**Data for this exercise:**
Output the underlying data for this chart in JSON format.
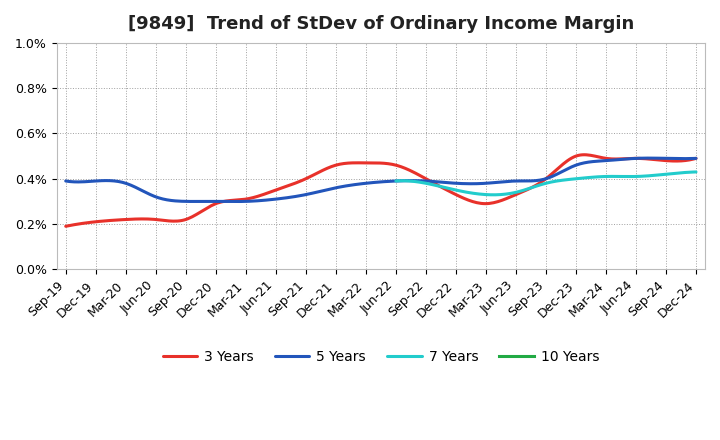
{
  "title": "[9849]  Trend of StDev of Ordinary Income Margin",
  "ylim": [
    0.0,
    0.01
  ],
  "ytick_vals": [
    0.0,
    0.002,
    0.004,
    0.006,
    0.008,
    0.01
  ],
  "ytick_labels": [
    "0.0%",
    "0.2%",
    "0.4%",
    "0.6%",
    "0.8%",
    "1.0%"
  ],
  "x_labels": [
    "Sep-19",
    "Dec-19",
    "Mar-20",
    "Jun-20",
    "Sep-20",
    "Dec-20",
    "Mar-21",
    "Jun-21",
    "Sep-21",
    "Dec-21",
    "Mar-22",
    "Jun-22",
    "Sep-22",
    "Dec-22",
    "Mar-23",
    "Jun-23",
    "Sep-23",
    "Dec-23",
    "Mar-24",
    "Jun-24",
    "Sep-24",
    "Dec-24"
  ],
  "series_3yr": [
    0.0019,
    0.0021,
    0.0022,
    0.0022,
    0.0022,
    0.0029,
    0.0031,
    0.0035,
    0.004,
    0.0046,
    0.0047,
    0.0046,
    0.004,
    0.0033,
    0.0029,
    0.0033,
    0.004,
    0.005,
    0.0049,
    0.0049,
    0.0048,
    0.0049
  ],
  "series_5yr": [
    0.0039,
    0.0039,
    0.0038,
    0.0032,
    0.003,
    0.003,
    0.003,
    0.0031,
    0.0033,
    0.0036,
    0.0038,
    0.0039,
    0.0039,
    0.0038,
    0.0038,
    0.0039,
    0.004,
    0.0046,
    0.0048,
    0.0049,
    0.0049,
    0.0049
  ],
  "series_7yr": [
    null,
    null,
    null,
    null,
    null,
    null,
    null,
    null,
    null,
    null,
    null,
    0.0039,
    0.0038,
    0.0035,
    0.0033,
    0.0034,
    0.0038,
    0.004,
    0.0041,
    0.0041,
    0.0042,
    0.0043
  ],
  "series_10yr": [
    null,
    null,
    null,
    null,
    null,
    null,
    null,
    null,
    null,
    null,
    null,
    null,
    null,
    null,
    null,
    null,
    null,
    null,
    null,
    null,
    null,
    null
  ],
  "color_3yr": "#e8312a",
  "color_5yr": "#2255bb",
  "color_7yr": "#22cccc",
  "color_10yr": "#22aa44",
  "background_color": "#ffffff",
  "plot_bg_color": "#ffffff",
  "grid_color": "#888888",
  "legend_labels": [
    "3 Years",
    "5 Years",
    "7 Years",
    "10 Years"
  ],
  "title_fontsize": 13,
  "tick_fontsize": 9,
  "legend_fontsize": 10,
  "linewidth": 2.2
}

**Directive:**
Your task is an exact transcription of all the data, minus the pictures.

**Reply to the task:**
Output the underlying data for this chart in JSON format.
{
  "title": "[9849]  Trend of StDev of Ordinary Income Margin",
  "ylim": [
    0.0,
    0.01
  ],
  "ytick_vals": [
    0.0,
    0.002,
    0.004,
    0.006,
    0.008,
    0.01
  ],
  "ytick_labels": [
    "0.0%",
    "0.2%",
    "0.4%",
    "0.6%",
    "0.8%",
    "1.0%"
  ],
  "x_labels": [
    "Sep-19",
    "Dec-19",
    "Mar-20",
    "Jun-20",
    "Sep-20",
    "Dec-20",
    "Mar-21",
    "Jun-21",
    "Sep-21",
    "Dec-21",
    "Mar-22",
    "Jun-22",
    "Sep-22",
    "Dec-22",
    "Mar-23",
    "Jun-23",
    "Sep-23",
    "Dec-23",
    "Mar-24",
    "Jun-24",
    "Sep-24",
    "Dec-24"
  ],
  "series_3yr": [
    0.0019,
    0.0021,
    0.0022,
    0.0022,
    0.0022,
    0.0029,
    0.0031,
    0.0035,
    0.004,
    0.0046,
    0.0047,
    0.0046,
    0.004,
    0.0033,
    0.0029,
    0.0033,
    0.004,
    0.005,
    0.0049,
    0.0049,
    0.0048,
    0.0049
  ],
  "series_5yr": [
    0.0039,
    0.0039,
    0.0038,
    0.0032,
    0.003,
    0.003,
    0.003,
    0.0031,
    0.0033,
    0.0036,
    0.0038,
    0.0039,
    0.0039,
    0.0038,
    0.0038,
    0.0039,
    0.004,
    0.0046,
    0.0048,
    0.0049,
    0.0049,
    0.0049
  ],
  "series_7yr": [
    null,
    null,
    null,
    null,
    null,
    null,
    null,
    null,
    null,
    null,
    null,
    0.0039,
    0.0038,
    0.0035,
    0.0033,
    0.0034,
    0.0038,
    0.004,
    0.0041,
    0.0041,
    0.0042,
    0.0043
  ],
  "series_10yr": [
    null,
    null,
    null,
    null,
    null,
    null,
    null,
    null,
    null,
    null,
    null,
    null,
    null,
    null,
    null,
    null,
    null,
    null,
    null,
    null,
    null,
    null
  ],
  "color_3yr": "#e8312a",
  "color_5yr": "#2255bb",
  "color_7yr": "#22cccc",
  "color_10yr": "#22aa44",
  "background_color": "#ffffff",
  "plot_bg_color": "#ffffff",
  "grid_color": "#888888",
  "legend_labels": [
    "3 Years",
    "5 Years",
    "7 Years",
    "10 Years"
  ],
  "title_fontsize": 13,
  "tick_fontsize": 9,
  "legend_fontsize": 10,
  "linewidth": 2.2
}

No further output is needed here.